TASK GOAL.
Go through the material and write it all out exactly, minus the pictures.

PROVIDED DATA.
+ + + +

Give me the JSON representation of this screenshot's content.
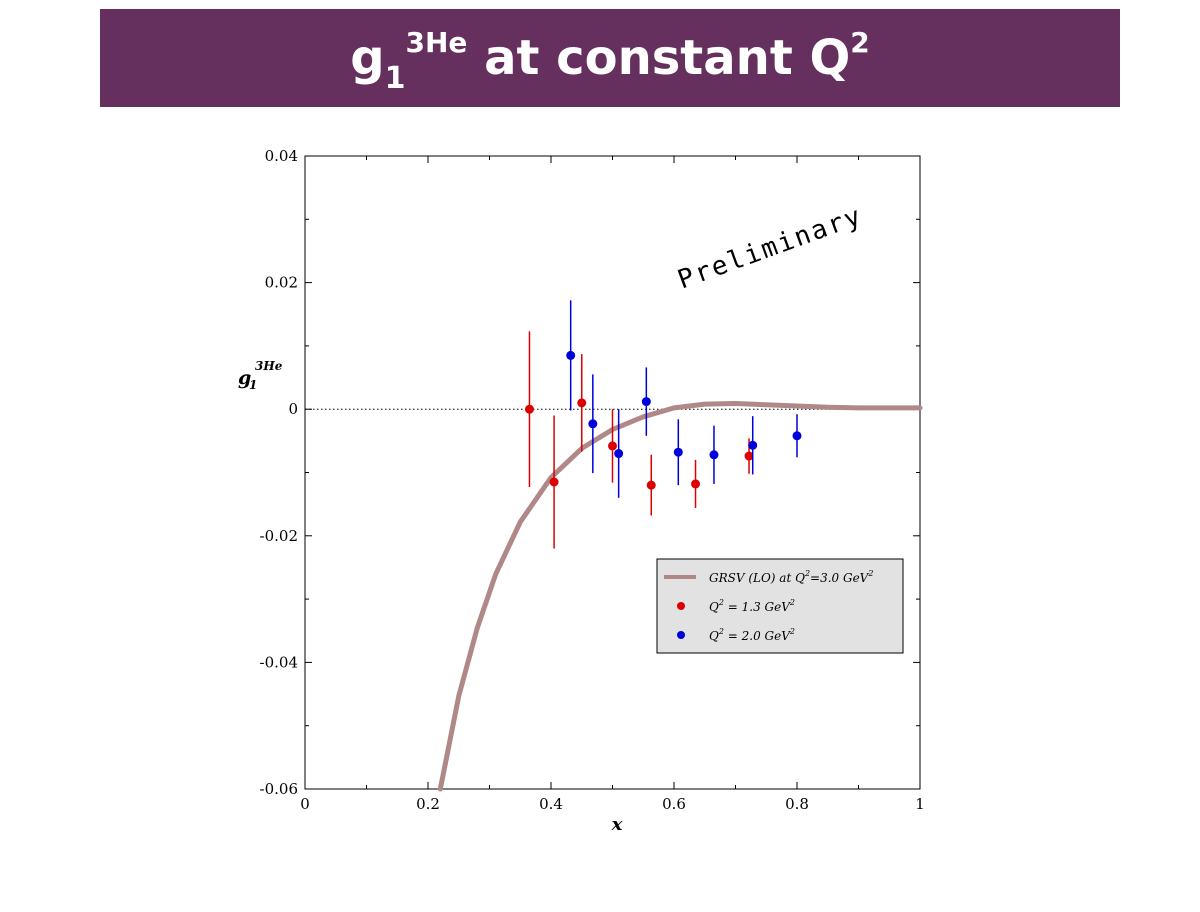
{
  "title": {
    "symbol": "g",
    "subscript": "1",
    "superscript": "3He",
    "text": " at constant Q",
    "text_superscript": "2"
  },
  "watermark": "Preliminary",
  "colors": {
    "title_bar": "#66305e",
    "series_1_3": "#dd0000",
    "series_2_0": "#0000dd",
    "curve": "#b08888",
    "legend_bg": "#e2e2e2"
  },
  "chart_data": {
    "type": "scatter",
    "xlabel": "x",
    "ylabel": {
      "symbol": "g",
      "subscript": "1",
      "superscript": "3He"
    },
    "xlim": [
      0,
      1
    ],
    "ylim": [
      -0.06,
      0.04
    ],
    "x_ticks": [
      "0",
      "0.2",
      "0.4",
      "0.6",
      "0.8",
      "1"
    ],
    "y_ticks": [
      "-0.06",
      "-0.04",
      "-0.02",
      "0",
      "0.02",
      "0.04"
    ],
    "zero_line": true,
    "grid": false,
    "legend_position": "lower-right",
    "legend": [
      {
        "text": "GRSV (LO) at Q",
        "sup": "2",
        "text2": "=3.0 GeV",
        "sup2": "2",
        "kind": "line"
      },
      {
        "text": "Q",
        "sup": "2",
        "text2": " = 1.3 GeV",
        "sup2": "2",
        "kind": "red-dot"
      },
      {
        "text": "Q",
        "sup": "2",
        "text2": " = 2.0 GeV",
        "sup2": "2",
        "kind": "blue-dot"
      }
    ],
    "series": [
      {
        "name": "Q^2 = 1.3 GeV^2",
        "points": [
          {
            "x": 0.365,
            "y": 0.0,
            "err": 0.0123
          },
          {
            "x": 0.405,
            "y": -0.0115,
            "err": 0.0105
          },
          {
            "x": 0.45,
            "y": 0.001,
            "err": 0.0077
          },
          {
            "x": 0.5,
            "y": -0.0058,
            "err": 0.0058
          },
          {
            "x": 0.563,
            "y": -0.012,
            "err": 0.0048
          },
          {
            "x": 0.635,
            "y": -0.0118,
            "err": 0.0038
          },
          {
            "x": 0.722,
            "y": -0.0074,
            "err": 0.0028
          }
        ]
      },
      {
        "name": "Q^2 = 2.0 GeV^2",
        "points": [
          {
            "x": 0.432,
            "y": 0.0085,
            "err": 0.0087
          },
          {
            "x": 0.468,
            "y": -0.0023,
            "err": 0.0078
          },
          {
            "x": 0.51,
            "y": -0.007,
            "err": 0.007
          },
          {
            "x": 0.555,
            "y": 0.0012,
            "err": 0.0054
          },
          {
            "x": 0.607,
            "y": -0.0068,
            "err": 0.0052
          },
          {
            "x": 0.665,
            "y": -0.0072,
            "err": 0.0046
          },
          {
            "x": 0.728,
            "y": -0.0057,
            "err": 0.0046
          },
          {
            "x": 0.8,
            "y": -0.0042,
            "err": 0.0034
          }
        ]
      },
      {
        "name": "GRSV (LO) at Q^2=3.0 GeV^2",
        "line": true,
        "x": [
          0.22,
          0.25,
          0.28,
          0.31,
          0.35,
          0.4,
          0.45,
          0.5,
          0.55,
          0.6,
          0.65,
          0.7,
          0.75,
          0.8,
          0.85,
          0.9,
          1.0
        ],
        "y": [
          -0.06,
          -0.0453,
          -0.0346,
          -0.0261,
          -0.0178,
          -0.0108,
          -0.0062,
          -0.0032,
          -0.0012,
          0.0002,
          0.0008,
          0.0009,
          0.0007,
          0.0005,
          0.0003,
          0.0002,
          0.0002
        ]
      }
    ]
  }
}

+ + + +

TASK OUTPUT.
Give me the JSON representation of this screenshot's content.
{
  "title": {
    "symbol": "g",
    "subscript": "1",
    "superscript": "3He",
    "text": " at constant Q",
    "text_superscript": "2"
  },
  "watermark": "Preliminary",
  "colors": {
    "title_bar": "#66305e",
    "series_1_3": "#dd0000",
    "series_2_0": "#0000dd",
    "curve": "#b08888",
    "legend_bg": "#e2e2e2"
  },
  "chart_data": {
    "type": "scatter",
    "xlabel": "x",
    "ylabel": {
      "symbol": "g",
      "subscript": "1",
      "superscript": "3He"
    },
    "xlim": [
      0,
      1
    ],
    "ylim": [
      -0.06,
      0.04
    ],
    "x_ticks": [
      "0",
      "0.2",
      "0.4",
      "0.6",
      "0.8",
      "1"
    ],
    "y_ticks": [
      "-0.06",
      "-0.04",
      "-0.02",
      "0",
      "0.02",
      "0.04"
    ],
    "zero_line": true,
    "grid": false,
    "legend_position": "lower-right",
    "legend": [
      {
        "text": "GRSV (LO) at Q",
        "sup": "2",
        "text2": "=3.0 GeV",
        "sup2": "2",
        "kind": "line"
      },
      {
        "text": "Q",
        "sup": "2",
        "text2": " = 1.3 GeV",
        "sup2": "2",
        "kind": "red-dot"
      },
      {
        "text": "Q",
        "sup": "2",
        "text2": " = 2.0 GeV",
        "sup2": "2",
        "kind": "blue-dot"
      }
    ],
    "series": [
      {
        "name": "Q^2 = 1.3 GeV^2",
        "points": [
          {
            "x": 0.365,
            "y": 0.0,
            "err": 0.0123
          },
          {
            "x": 0.405,
            "y": -0.0115,
            "err": 0.0105
          },
          {
            "x": 0.45,
            "y": 0.001,
            "err": 0.0077
          },
          {
            "x": 0.5,
            "y": -0.0058,
            "err": 0.0058
          },
          {
            "x": 0.563,
            "y": -0.012,
            "err": 0.0048
          },
          {
            "x": 0.635,
            "y": -0.0118,
            "err": 0.0038
          },
          {
            "x": 0.722,
            "y": -0.0074,
            "err": 0.0028
          }
        ]
      },
      {
        "name": "Q^2 = 2.0 GeV^2",
        "points": [
          {
            "x": 0.432,
            "y": 0.0085,
            "err": 0.0087
          },
          {
            "x": 0.468,
            "y": -0.0023,
            "err": 0.0078
          },
          {
            "x": 0.51,
            "y": -0.007,
            "err": 0.007
          },
          {
            "x": 0.555,
            "y": 0.0012,
            "err": 0.0054
          },
          {
            "x": 0.607,
            "y": -0.0068,
            "err": 0.0052
          },
          {
            "x": 0.665,
            "y": -0.0072,
            "err": 0.0046
          },
          {
            "x": 0.728,
            "y": -0.0057,
            "err": 0.0046
          },
          {
            "x": 0.8,
            "y": -0.0042,
            "err": 0.0034
          }
        ]
      },
      {
        "name": "GRSV (LO) at Q^2=3.0 GeV^2",
        "line": true,
        "x": [
          0.22,
          0.25,
          0.28,
          0.31,
          0.35,
          0.4,
          0.45,
          0.5,
          0.55,
          0.6,
          0.65,
          0.7,
          0.75,
          0.8,
          0.85,
          0.9,
          1.0
        ],
        "y": [
          -0.06,
          -0.0453,
          -0.0346,
          -0.0261,
          -0.0178,
          -0.0108,
          -0.0062,
          -0.0032,
          -0.0012,
          0.0002,
          0.0008,
          0.0009,
          0.0007,
          0.0005,
          0.0003,
          0.0002,
          0.0002
        ]
      }
    ]
  }
}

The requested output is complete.